*YOUR OBJECTIVE*: Can you format every line in the rows below as a JSON list of strings, with one string per line and blank lines left out?

*DATA*:
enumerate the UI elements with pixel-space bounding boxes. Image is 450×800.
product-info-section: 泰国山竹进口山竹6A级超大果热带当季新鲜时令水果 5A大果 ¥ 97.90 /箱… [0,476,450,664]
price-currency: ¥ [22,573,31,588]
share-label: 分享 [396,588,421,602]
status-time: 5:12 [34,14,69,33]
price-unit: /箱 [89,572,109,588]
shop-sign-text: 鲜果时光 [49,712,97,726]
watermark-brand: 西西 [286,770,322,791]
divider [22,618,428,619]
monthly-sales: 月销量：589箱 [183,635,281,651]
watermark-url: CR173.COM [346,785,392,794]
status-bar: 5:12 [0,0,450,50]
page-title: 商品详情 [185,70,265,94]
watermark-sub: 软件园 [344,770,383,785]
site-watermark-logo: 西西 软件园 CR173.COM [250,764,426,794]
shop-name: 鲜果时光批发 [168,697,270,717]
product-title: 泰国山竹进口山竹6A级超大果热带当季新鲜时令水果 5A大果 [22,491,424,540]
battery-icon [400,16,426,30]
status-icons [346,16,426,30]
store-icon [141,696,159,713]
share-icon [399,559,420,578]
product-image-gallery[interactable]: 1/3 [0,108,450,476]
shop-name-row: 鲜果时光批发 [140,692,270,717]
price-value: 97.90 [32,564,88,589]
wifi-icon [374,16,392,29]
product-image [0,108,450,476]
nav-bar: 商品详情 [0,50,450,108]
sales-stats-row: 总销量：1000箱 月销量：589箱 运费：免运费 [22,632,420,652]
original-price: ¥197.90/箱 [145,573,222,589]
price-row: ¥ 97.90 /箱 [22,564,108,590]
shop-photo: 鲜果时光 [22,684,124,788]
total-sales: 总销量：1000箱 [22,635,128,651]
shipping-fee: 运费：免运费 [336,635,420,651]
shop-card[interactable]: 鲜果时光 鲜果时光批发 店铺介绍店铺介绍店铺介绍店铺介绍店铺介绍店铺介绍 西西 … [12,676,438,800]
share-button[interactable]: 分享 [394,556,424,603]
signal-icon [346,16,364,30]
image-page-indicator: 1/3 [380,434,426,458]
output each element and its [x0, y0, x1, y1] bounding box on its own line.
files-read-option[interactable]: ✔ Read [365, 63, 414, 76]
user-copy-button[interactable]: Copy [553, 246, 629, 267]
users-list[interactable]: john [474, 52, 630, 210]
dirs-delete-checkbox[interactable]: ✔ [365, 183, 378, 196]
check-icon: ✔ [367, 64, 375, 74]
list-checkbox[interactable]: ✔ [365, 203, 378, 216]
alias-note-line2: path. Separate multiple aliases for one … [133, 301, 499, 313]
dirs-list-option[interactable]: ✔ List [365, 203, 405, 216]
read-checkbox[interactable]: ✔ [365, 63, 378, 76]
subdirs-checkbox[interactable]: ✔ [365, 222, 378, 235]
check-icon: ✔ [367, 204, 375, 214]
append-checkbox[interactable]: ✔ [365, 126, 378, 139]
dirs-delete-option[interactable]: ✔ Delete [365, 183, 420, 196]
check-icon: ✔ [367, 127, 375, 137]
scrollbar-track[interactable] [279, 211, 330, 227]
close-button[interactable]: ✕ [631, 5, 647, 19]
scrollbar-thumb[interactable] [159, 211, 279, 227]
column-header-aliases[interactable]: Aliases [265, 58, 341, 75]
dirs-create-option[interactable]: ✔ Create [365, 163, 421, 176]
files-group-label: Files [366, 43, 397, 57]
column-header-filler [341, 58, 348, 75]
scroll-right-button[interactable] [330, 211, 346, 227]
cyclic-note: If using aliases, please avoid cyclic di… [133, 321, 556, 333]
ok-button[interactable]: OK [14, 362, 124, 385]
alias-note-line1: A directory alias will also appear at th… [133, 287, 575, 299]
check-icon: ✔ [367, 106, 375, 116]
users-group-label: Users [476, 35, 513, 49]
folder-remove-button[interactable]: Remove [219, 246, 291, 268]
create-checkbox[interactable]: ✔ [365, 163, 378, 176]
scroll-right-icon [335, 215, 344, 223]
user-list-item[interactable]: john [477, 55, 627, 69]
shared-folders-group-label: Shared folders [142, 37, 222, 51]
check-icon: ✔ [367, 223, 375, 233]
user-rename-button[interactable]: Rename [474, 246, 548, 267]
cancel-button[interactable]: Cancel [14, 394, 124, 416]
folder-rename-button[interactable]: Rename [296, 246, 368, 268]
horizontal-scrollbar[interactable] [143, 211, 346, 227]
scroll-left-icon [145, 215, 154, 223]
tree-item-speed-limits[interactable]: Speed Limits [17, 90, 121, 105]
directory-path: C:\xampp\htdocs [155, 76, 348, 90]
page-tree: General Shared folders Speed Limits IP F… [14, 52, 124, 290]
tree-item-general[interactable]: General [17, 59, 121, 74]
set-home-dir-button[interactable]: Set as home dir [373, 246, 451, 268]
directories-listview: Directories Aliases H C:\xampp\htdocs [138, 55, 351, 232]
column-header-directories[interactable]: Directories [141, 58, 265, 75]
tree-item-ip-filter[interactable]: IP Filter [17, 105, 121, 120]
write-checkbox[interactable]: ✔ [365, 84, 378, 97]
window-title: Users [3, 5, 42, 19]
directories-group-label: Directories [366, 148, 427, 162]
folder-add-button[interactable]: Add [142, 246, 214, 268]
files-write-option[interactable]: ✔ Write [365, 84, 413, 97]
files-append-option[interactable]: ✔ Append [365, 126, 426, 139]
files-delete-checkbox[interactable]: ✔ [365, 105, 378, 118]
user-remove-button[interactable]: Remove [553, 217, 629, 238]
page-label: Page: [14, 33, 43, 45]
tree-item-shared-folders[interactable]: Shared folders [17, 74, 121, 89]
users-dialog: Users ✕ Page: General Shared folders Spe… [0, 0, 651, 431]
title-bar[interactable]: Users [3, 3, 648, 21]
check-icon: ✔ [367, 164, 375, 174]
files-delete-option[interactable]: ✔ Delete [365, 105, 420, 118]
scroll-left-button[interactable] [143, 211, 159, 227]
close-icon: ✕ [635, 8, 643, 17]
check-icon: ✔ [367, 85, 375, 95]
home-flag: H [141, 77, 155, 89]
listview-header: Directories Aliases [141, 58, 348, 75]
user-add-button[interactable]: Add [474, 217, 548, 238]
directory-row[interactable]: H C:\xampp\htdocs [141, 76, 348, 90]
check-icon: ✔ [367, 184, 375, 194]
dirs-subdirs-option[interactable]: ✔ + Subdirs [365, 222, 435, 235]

*EXERCISE RESPONSE*:
[
  "enumerate the UI elements with pixel-space bounding boxes. Image is 450×800.",
  "product-info-section: 泰国山竹进口山竹6A级超大果热带当季新鲜时令水果 5A大果 ¥ 97.90 /箱… [0,476,450,664]",
  "price-currency: ¥ [22,573,31,588]",
  "share-label: 分享 [396,588,421,602]",
  "status-time: 5:12 [34,14,69,33]",
  "price-unit: /箱 [89,572,109,588]",
  "shop-sign-text: 鲜果时光 [49,712,97,726]",
  "watermark-brand: 西西 [286,770,322,791]",
  "divider [22,618,428,619]",
  "monthly-sales: 月销量：589箱 [183,635,281,651]",
  "watermark-url: CR173.COM [346,785,392,794]",
  "status-bar: 5:12 [0,0,450,50]",
  "page-title: 商品详情 [185,70,265,94]",
  "watermark-sub: 软件园 [344,770,383,785]",
  "site-watermark-logo: 西西 软件园 CR173.COM [250,764,426,794]",
  "shop-name: 鲜果时光批发 [168,697,270,717]",
  "product-title: 泰国山竹进口山竹6A级超大果热带当季新鲜时令水果 5A大果 [22,491,424,540]",
  "battery-icon [400,16,426,30]",
  "status-icons [346,16,426,30]",
  "store-icon [141,696,159,713]",
  "share-icon [399,559,420,578]",
  "product-image-gallery[interactable]: 1/3 [0,108,450,476]",
  "shop-name-row: 鲜果时光批发 [140,692,270,717]",
  "price-value: 97.90 [32,564,88,589]",
  "wifi-icon [374,16,392,29]",
  "product-image [0,108,450,476]",
  "nav-bar: 商品详情 [0,50,450,108]",
  "sales-stats-row: 总销量：1000箱 月销量：589箱 运费：免运费 [22,632,420,652]",
  "original-price: ¥197.90/箱 [145,573,222,589]",
  "price-row: ¥ 97.90 /箱 [22,564,108,590]",
  "shop-photo: 鲜果时光 [22,684,124,788]",
  "total-sales: 总销量：1000箱 [22,635,128,651]",
  "shipping-fee: 运费：免运费 [336,635,420,651]",
  "shop-card[interactable]: 鲜果时光 鲜果时光批发 店铺介绍店铺介绍店铺介绍店铺介绍店铺介绍店铺介绍 西西 … [12,676,438,800]",
  "share-button[interactable]: 分享 [394,556,424,603]",
  "signal-icon [346,16,364,30]",
  "image-page-indicator: 1/3 [380,434,426,458]",
  "output each element and its [x0, y0, x1, y1] bounding box on its own line.",
  "files-read-option[interactable]: ✔ Read [365, 63, 414, 76]",
  "user-copy-button[interactable]: Copy [553, 246, 629, 267]",
  "users-list[interactable]: john [474, 52, 630, 210]",
  "dirs-delete-checkbox[interactable]: ✔ [365, 183, 378, 196]",
  "check-icon: ✔ [367, 64, 375, 74]",
  "list-checkbox[interactable]: ✔ [365, 203, 378, 216]",
  "alias-note-line2: path. Separate multiple aliases for one … [133, 301, 499, 313]",
  "dirs-list-option[interactable]: ✔ List [365, 203, 405, 216]",
  "read-checkbox[interactable]: ✔ [365, 63, 378, 76]",
  "subdirs-checkbox[interactable]: ✔ [365, 222, 378, 235]",
  "check-icon: ✔ [367, 204, 375, 214]",
  "append-checkbox[interactable]: ✔ [365, 126, 378, 139]",
  "dirs-delete-option[interactable]: ✔ Delete [365, 183, 420, 196]",
  "check-icon: ✔ [367, 127, 375, 137]",
  "scrollbar-track[interactable] [279, 211, 330, 227]",
  "close-button[interactable]: ✕ [631, 5, 647, 19]",
  "scrollbar-thumb[interactable] [159, 211, 279, 227]",
  "column-header-aliases[interactable]: Aliases [265, 58, 341, 75]",
  "dirs-create-option[interactable]: ✔ Create [365, 163, 421, 176]",
  "files-group-label: Files [366, 43, 397, 57]",
  "column-header-filler [341, 58, 348, 75]",
  "scroll-right-button[interactable] [330, 211, 346, 227]",
  "cyclic-note: If using aliases, please avoid cyclic di… [133, 321, 556, 333]",
  "ok-button[interactable]: OK [14, 362, 124, 385]",
  "alias-note-line1: A directory alias will also appear at th… [133, 287, 575, 299]",
  "check-icon: ✔ [367, 106, 375, 116]",
  "users-group-label: Users [476, 35, 513, 49]",
  "folder-remove-button[interactable]: Remove [219, 246, 291, 268]",
  "create-checkbox[interactable]: ✔ [365, 163, 378, 176]",
  "scroll-right-icon [335, 215, 344, 223]",
  "user-list-item[interactable]: john [477, 55, 627, 69]",
  "shared-folders-group-label: Shared folders [142, 37, 222, 51]",
  "check-icon: ✔ [367, 223, 375, 233]",
  "user-rename-button[interactable]: Rename [474, 246, 548, 267]",
  "cancel-button[interactable]: Cancel [14, 394, 124, 416]",
  "folder-rename-button[interactable]: Rename [296, 246, 368, 268]",
  "horizontal-scrollbar[interactable] [143, 211, 346, 227]",
  "scroll-left-icon [145, 215, 154, 223]",
  "tree-item-speed-limits[interactable]: Speed Limits [17, 90, 121, 105]",
  "directory-path: C:\\xampp\\htdocs [155, 76, 348, 90]",
  "page-tree: General Shared folders Speed Limits IP F… [14, 52, 124, 290]",
  "tree-item-general[interactable]: General [17, 59, 121, 74]",
  "set-home-dir-button[interactable]: Set as home dir [373, 246, 451, 268]",
  "directories-listview: Directories Aliases H C:\\xampp\\htdocs [138, 55, 351, 232]",
  "column-header-directories[interactable]: Directories [141, 58, 265, 75]",
  "tree-item-ip-filter[interactable]: IP Filter [17, 105, 121, 120]",
  "write-checkbox[interactable]: ✔ [365, 84, 378, 97]",
  "window-title: Users [3, 5, 42, 19]",
  "directories-group-label: Directories [366, 148, 427, 162]",
  "folder-add-button[interactable]: Add [142, 246, 214, 268]",
  "files-write-option[interactable]: ✔ Write [365, 84, 413, 97]",
  "files-append-option[interactable]: ✔ Append [365, 126, 426, 139]",
  "files-delete-checkbox[interactable]: ✔ [365, 105, 378, 118]",
  "user-remove-button[interactable]: Remove [553, 217, 629, 238]",
  "page-label: Page: [14, 33, 43, 45]",
  "tree-item-shared-folders[interactable]: Shared folders [17, 74, 121, 89]",
  "users-dialog: Users ✕ Page: General Shared folders Spe… [0, 0, 651, 431]",
  "title-bar[interactable]: Users [3, 3, 648, 21]",
  "check-icon: ✔ [367, 164, 375, 174]",
  "files-delete-option[interactable]: ✔ Delete [365, 105, 420, 118]",
  "scroll-left-button[interactable] [143, 211, 159, 227]",
  "close-icon: ✕ [635, 8, 643, 17]",
  "check-icon: ✔ [367, 85, 375, 95]",
  "home-flag: H [141, 77, 155, 89]",
  "listview-header: Directories Aliases [141, 58, 348, 75]",
  "user-add-button[interactable]: Add [474, 217, 548, 238]",
  "directory-row[interactable]: H C:\\xampp\\htdocs [141, 76, 348, 90]",
  "check-icon: ✔ [367, 184, 375, 194]",
  "dirs-subdirs-option[interactable]: ✔ + Subdirs [365, 222, 435, 235]"
]